◆ **Dataset records**
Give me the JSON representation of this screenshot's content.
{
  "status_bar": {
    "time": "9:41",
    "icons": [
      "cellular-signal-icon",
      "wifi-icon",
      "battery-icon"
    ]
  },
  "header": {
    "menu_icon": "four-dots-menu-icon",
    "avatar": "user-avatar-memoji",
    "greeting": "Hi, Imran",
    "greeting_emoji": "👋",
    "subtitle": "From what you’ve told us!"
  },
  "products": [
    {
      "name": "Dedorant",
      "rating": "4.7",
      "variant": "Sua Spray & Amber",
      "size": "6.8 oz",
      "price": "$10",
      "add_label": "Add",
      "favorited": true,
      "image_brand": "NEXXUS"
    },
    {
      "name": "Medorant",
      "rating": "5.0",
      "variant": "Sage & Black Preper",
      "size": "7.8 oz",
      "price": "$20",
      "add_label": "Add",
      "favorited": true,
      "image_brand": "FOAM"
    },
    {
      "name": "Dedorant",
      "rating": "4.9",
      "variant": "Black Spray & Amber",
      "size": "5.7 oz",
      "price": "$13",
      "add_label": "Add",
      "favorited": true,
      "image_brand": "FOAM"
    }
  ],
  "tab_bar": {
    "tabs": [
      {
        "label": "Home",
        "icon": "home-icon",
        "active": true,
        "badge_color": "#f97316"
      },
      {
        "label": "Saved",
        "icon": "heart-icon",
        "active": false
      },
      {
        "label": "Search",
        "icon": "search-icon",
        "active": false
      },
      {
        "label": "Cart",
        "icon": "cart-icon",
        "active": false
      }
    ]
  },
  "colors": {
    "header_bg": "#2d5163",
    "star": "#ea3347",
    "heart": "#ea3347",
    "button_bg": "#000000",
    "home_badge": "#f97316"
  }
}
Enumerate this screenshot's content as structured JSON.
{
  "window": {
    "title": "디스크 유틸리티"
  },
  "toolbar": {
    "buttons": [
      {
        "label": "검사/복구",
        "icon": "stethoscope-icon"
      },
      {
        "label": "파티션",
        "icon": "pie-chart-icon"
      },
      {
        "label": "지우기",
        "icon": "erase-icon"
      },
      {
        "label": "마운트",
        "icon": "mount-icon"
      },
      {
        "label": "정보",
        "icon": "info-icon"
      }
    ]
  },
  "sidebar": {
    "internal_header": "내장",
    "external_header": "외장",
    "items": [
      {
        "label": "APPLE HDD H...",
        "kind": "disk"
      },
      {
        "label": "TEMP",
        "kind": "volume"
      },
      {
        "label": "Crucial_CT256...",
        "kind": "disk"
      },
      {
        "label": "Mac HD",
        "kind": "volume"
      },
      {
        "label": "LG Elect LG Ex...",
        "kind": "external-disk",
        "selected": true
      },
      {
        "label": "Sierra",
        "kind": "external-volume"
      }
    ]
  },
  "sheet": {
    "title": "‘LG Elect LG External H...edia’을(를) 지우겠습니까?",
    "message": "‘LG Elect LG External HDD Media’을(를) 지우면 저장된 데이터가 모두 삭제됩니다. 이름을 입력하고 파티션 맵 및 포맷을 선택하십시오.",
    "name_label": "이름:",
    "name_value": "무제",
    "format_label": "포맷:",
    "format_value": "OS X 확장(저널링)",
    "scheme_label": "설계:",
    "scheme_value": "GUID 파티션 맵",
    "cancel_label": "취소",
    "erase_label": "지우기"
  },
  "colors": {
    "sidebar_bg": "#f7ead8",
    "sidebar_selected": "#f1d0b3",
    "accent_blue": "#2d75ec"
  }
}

◆ **What the task asks**
Each line above that holds the string "Black" should be copied and shown.

◆ **Answer for the task**
      "variant": "Sage & Black Preper",
      "variant": "Black Spray & Amber",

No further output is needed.